[Dataset entries]
* BEGIN *

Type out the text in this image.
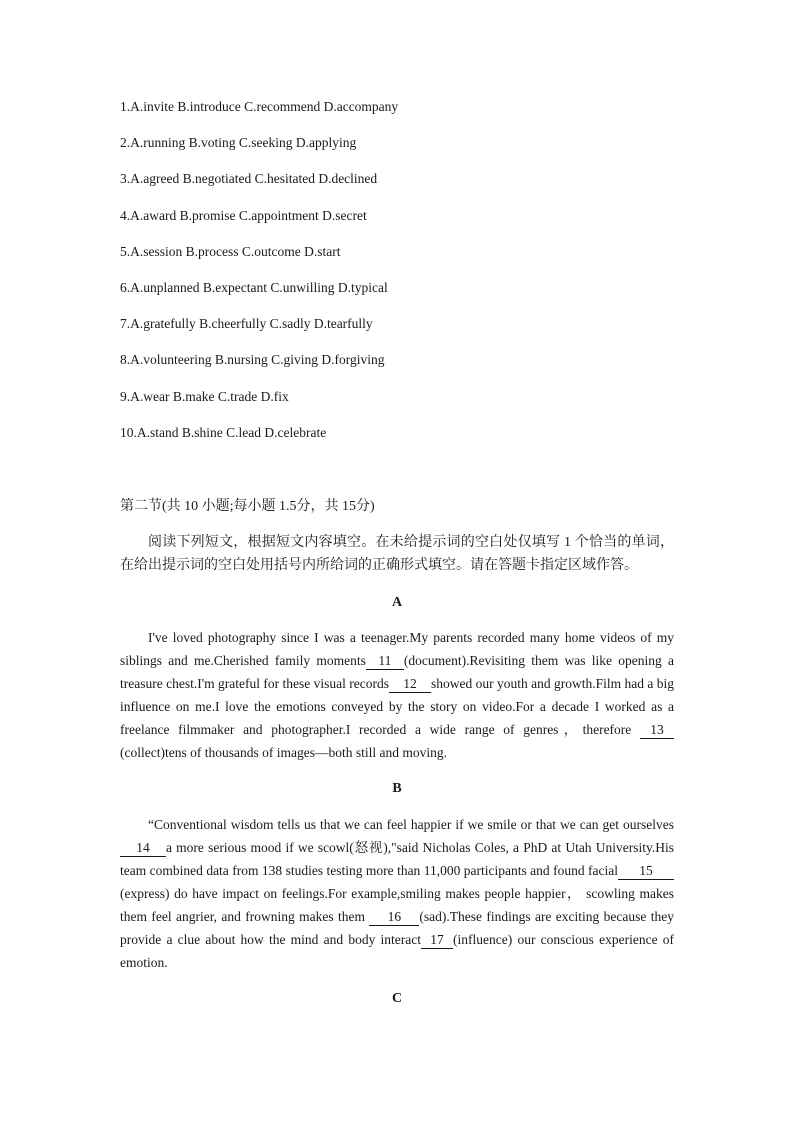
1.A.invite B.introduce C.recommend D.accompany
2.A.running B.voting C.seeking D.applying
3.A.agreed B.negotiated C.hesitated D.declined
4.A.award B.promise C.appointment D.secret
5.A.session B.process C.outcome D.start
6.A.unplanned B.expectant C.unwilling D.typical
7.A.gratefully B.cheerfully C.sadly D.tearfully
8.A.volunteering B.nursing C.giving D.forgiving
9.A.wear B.make C.trade D.fix
10.A.stand B.shine C.lead D.celebrate
第二节(共 10 小题;每小题 1.5分，共 15分)
阅读下列短文，根据短文内容填空。在未给提示词的空白处仅填写 1 个恰当的单词，在给出提示词的空白处用括号内所给词的正确形式填空。请在答题卡指定区域作答。
A
I've loved photography since I was a teenager.My parents recorded many home videos of my siblings and me.Cherished family moments 11 (document).Revisiting them was like opening a treasure chest.I'm grateful for these visual records 12 showed our youth and growth.Film had a big influence on me.I love the emotions conveyed by the story on video.For a decade I worked as a freelance filmmaker and photographer.I recorded a wide range of genres，therefore 13(collect)tens of thousands of images—both still and moving.
B
“Conventional wisdom tells us that we can feel happier if we smile or that we can get ourselves14 a more serious mood if we scowl(怒视),"said Nicholas Coles, a PhD at Utah University.His team combined data from 138 studies testing more than 11,000 participants and found facial 15(express) do have impact on feelings.For example,smiling makes people happier， scowling makes them feel angrier, and frowning makes them 16 (sad).These findings are exciting because they provide a clue about how the mind and body interact 17 (influence) our conscious experience of emotion.
C
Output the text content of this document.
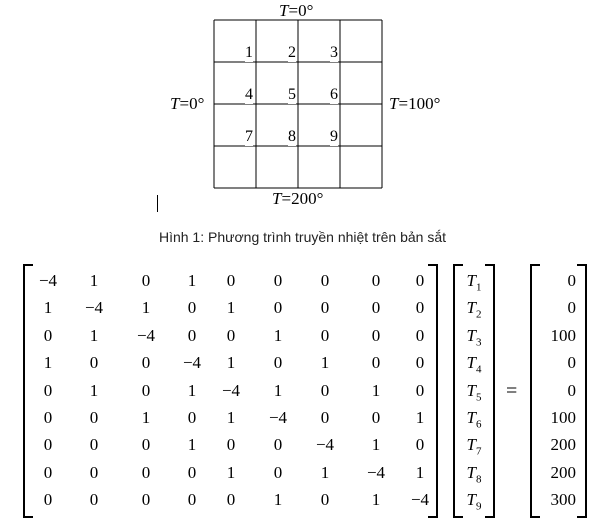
T=0°
T=0°	T=100°
T=200°
1 2 3
4 5 6
7 8 9
Hình 1: Phương trình truyền nhiệt trên bản sắt
−4	1	0	1	0	0	0	0	0
1	−4	1	0	1	0	0	0	0
0	1	−4	0	0	1	0	0	0
1	0	0	−4	1	0	1	0	0
0	1	0	1	−4	1	0	1	0
0	0	1	0	1	−4	0	0	1
0	0	0	1	0	0	−4	1	0
0	0	0	0	1	0	1	−4	1
0	0	0	0	0	1	0	1	−4
$T_1$
$T_2$
$T_3$
$T_4$
$T_5$
$T_6$
$T_7$
$T_8$
$T_9$
=
0
0
100
0
0
100
200
200
300
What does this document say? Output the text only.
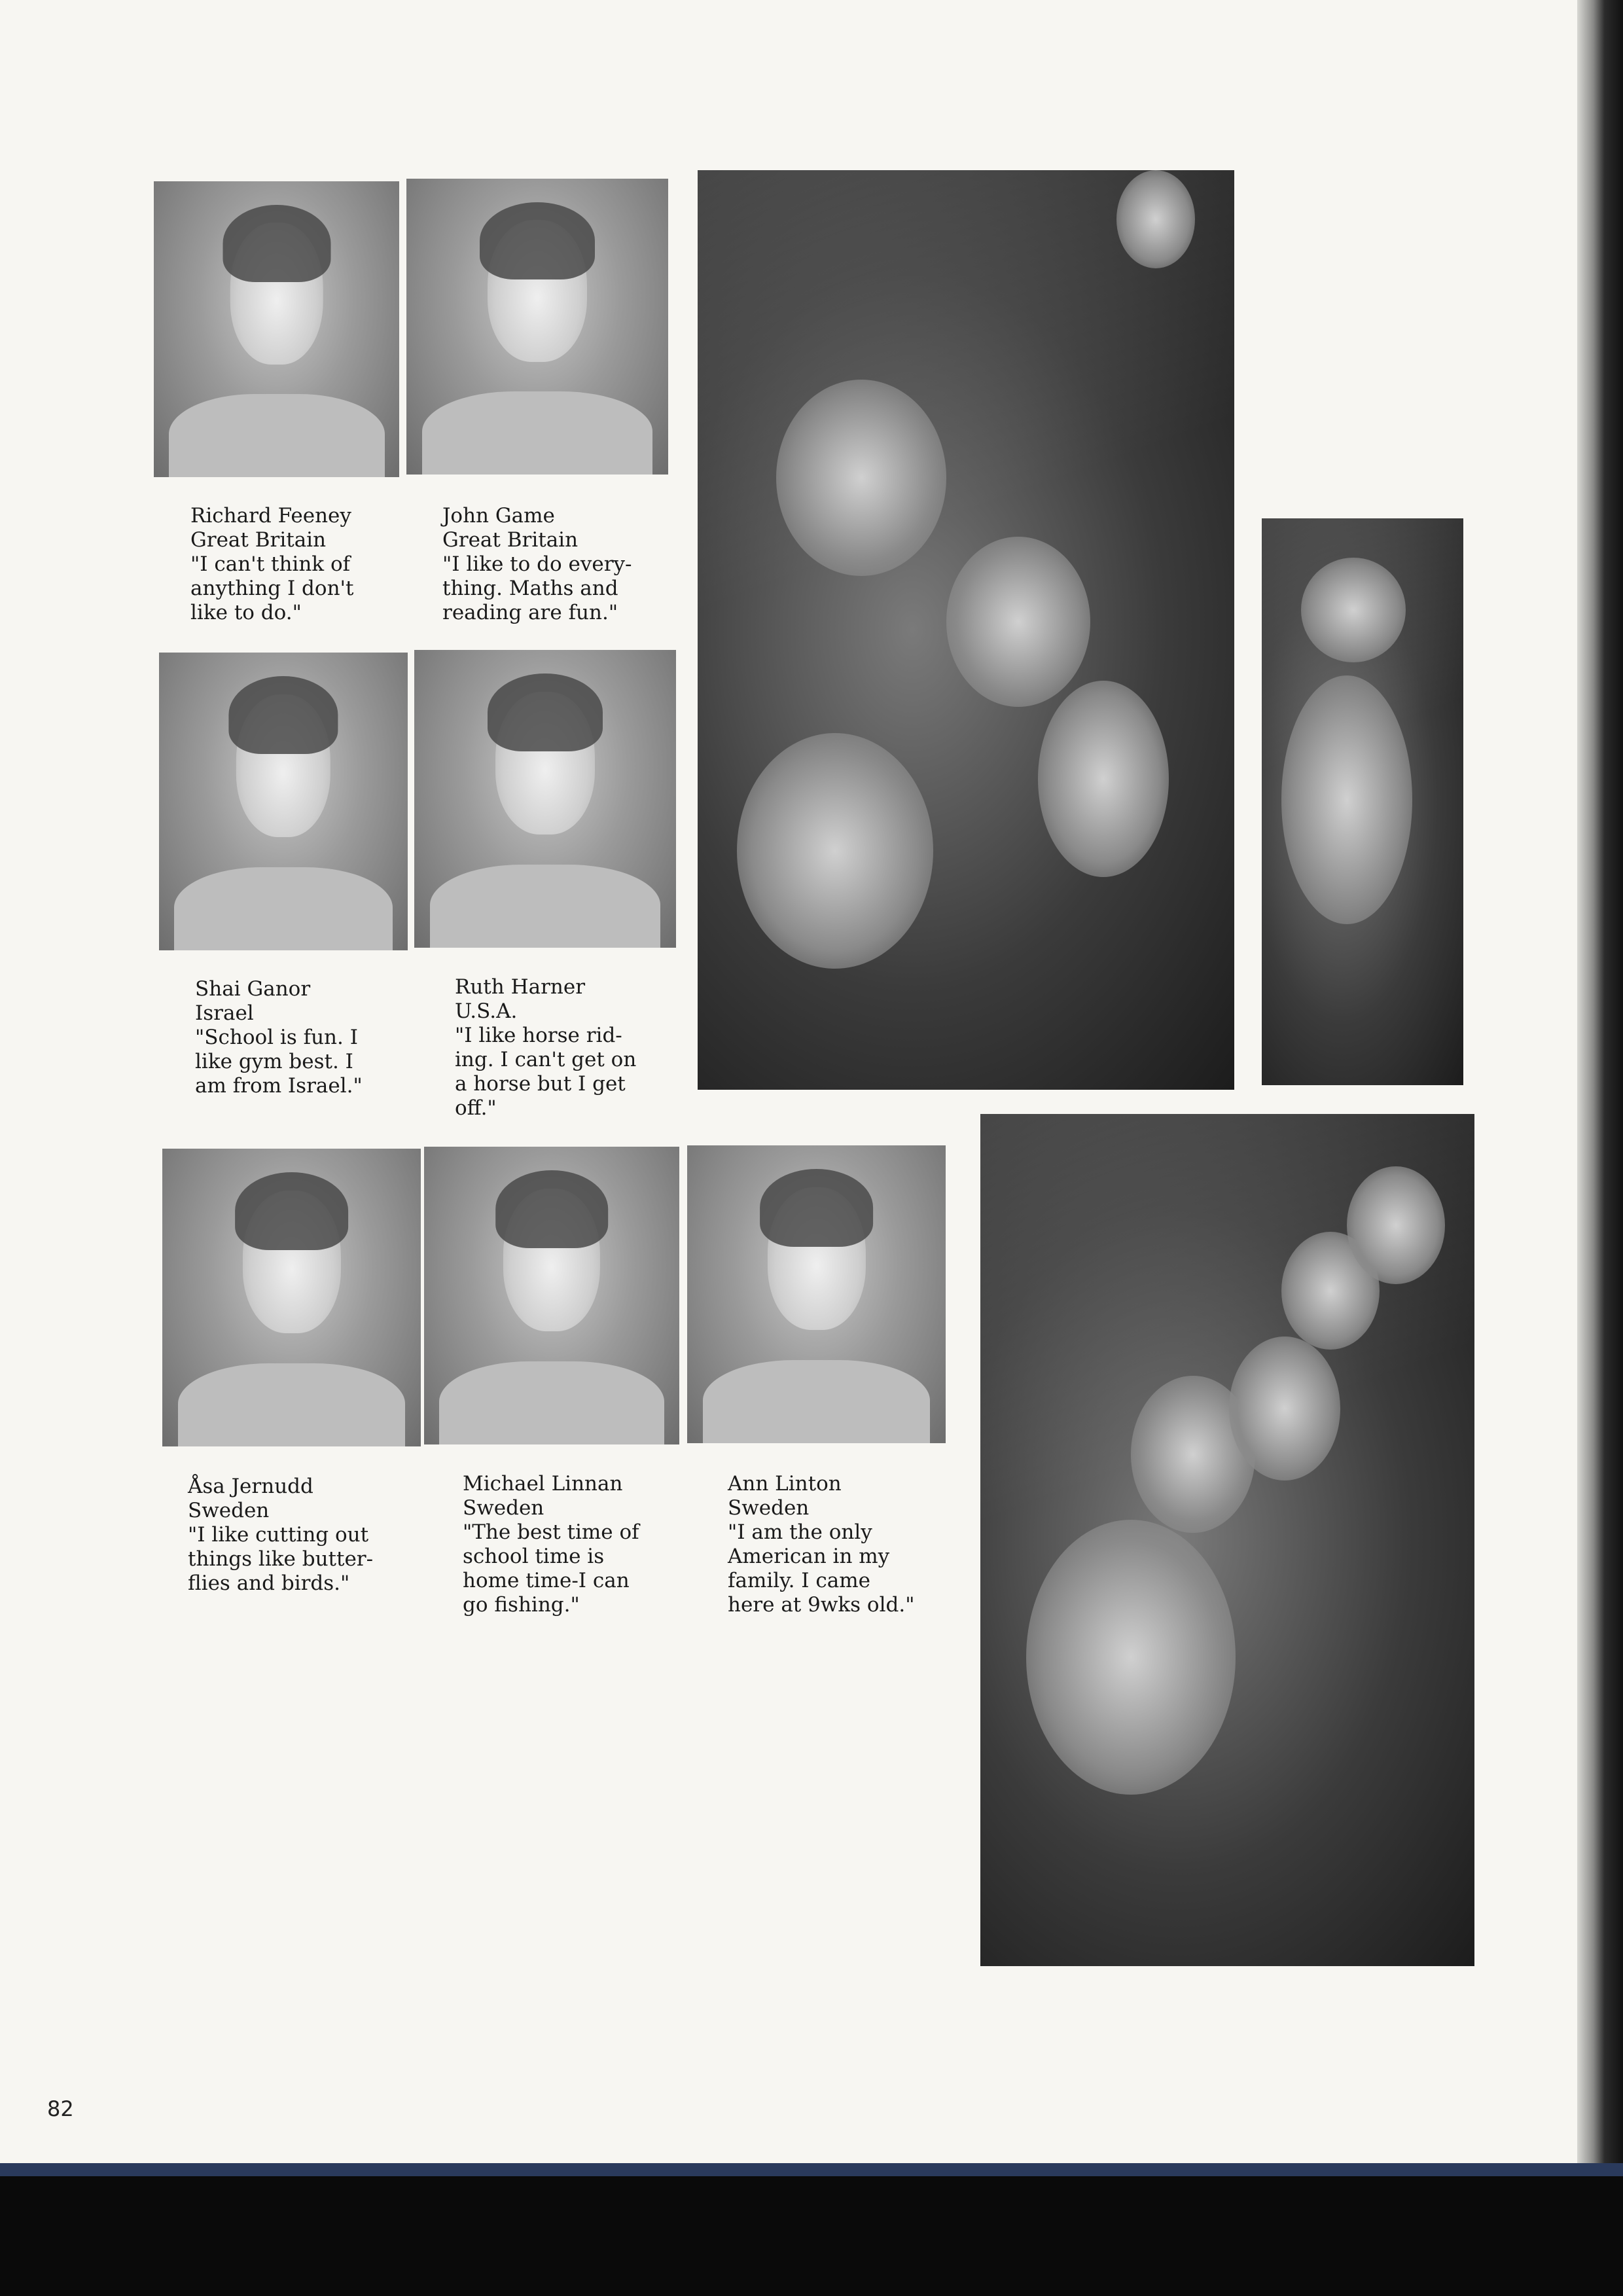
Richard Feeney
Great Britain
"I can't think of
anything I don't
like to do."
John Game
Great Britain
"I like to do every-
thing. Maths and
reading are fun."
Shai Ganor
Israel
"School is fun. I
like gym best. I
am from Israel."
Ruth Harner
U.S.A.
"I like horse rid-
ing. I can't get on
a horse but I get
off."
Åsa Jernudd
Sweden
"I like cutting out
things like butter-
flies and birds."
Michael Linnan
Sweden
"The best time of
school time is
home time-I can
go fishing."
Ann Linton
Sweden
"I am the only
American in my
family. I came
here at 9wks old."
82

* END *

Brief: Repeat the listing in full and exactly. Leave any pictures out.

Written solution:
Type out the text in this image.
1.A.invite B.introduce C.recommend D.accompany
2.A.running B.voting C.seeking D.applying
3.A.agreed B.negotiated C.hesitated D.declined
4.A.award B.promise C.appointment D.secret
5.A.session B.process C.outcome D.start
6.A.unplanned B.expectant C.unwilling D.typical
7.A.gratefully B.cheerfully C.sadly D.tearfully
8.A.volunteering B.nursing C.giving D.forgiving
9.A.wear B.make C.trade D.fix
10.A.stand B.shine C.lead D.celebrate
第二节(共 10 小题;每小题 1.5分，共 15分)
阅读下列短文，根据短文内容填空。在未给提示词的空白处仅填写 1 个恰当的单词，在给出提示词的空白处用括号内所给词的正确形式填空。请在答题卡指定区域作答。
A
I've loved photography since I was a teenager.My parents recorded many home videos of my siblings and me.Cherished family moments 11 (document).Revisiting them was like opening a treasure chest.I'm grateful for these visual records 12 showed our youth and growth.Film had a big influence on me.I love the emotions conveyed by the story on video.For a decade I worked as a freelance filmmaker and photographer.I recorded a wide range of genres，therefore 13(collect)tens of thousands of images—both still and moving.
B
“Conventional wisdom tells us that we can feel happier if we smile or that we can get ourselves14 a more serious mood if we scowl(怒视),"said Nicholas Coles, a PhD at Utah University.His team combined data from 138 studies testing more than 11,000 participants and found facial 15(express) do have impact on feelings.For example,smiling makes people happier， scowling makes them feel angrier, and frowning makes them 16 (sad).These findings are exciting because they provide a clue about how the mind and body interact 17 (influence) our conscious experience of emotion.
C
Output the text content of this document.
T=0°
T=0°	T=100°
T=200°
1 2 3
4 5 6
7 8 9
Hình 1: Phương trình truyền nhiệt trên bản sắt
−4	1	0	1	0	0	0	0	0
1	−4	1	0	1	0	0	0	0
0	1	−4	0	0	1	0	0	0
1	0	0	−4	1	0	1	0	0
0	1	0	1	−4	1	0	1	0
0	0	1	0	1	−4	0	0	1
0	0	0	1	0	0	−4	1	0
0	0	0	0	1	0	1	−4	1
0	0	0	0	0	1	0	1	−4
$T_1$
$T_2$
$T_3$
$T_4$
$T_5$
$T_6$
$T_7$
$T_8$
$T_9$
=
0
0
100
0
0
100
200
200
300
What does this document say? Output the text only.
Richard Feeney
Great Britain
"I can't think of
anything I don't
like to do."
John Game
Great Britain
"I like to do every-
thing. Maths and
reading are fun."
Shai Ganor
Israel
"School is fun. I
like gym best. I
am from Israel."
Ruth Harner
U.S.A.
"I like horse rid-
ing. I can't get on
a horse but I get
off."
Åsa Jernudd
Sweden
"I like cutting out
things like butter-
flies and birds."
Michael Linnan
Sweden
"The best time of
school time is
home time-I can
go fishing."
Ann Linton
Sweden
"I am the only
American in my
family. I came
here at 9wks old."
82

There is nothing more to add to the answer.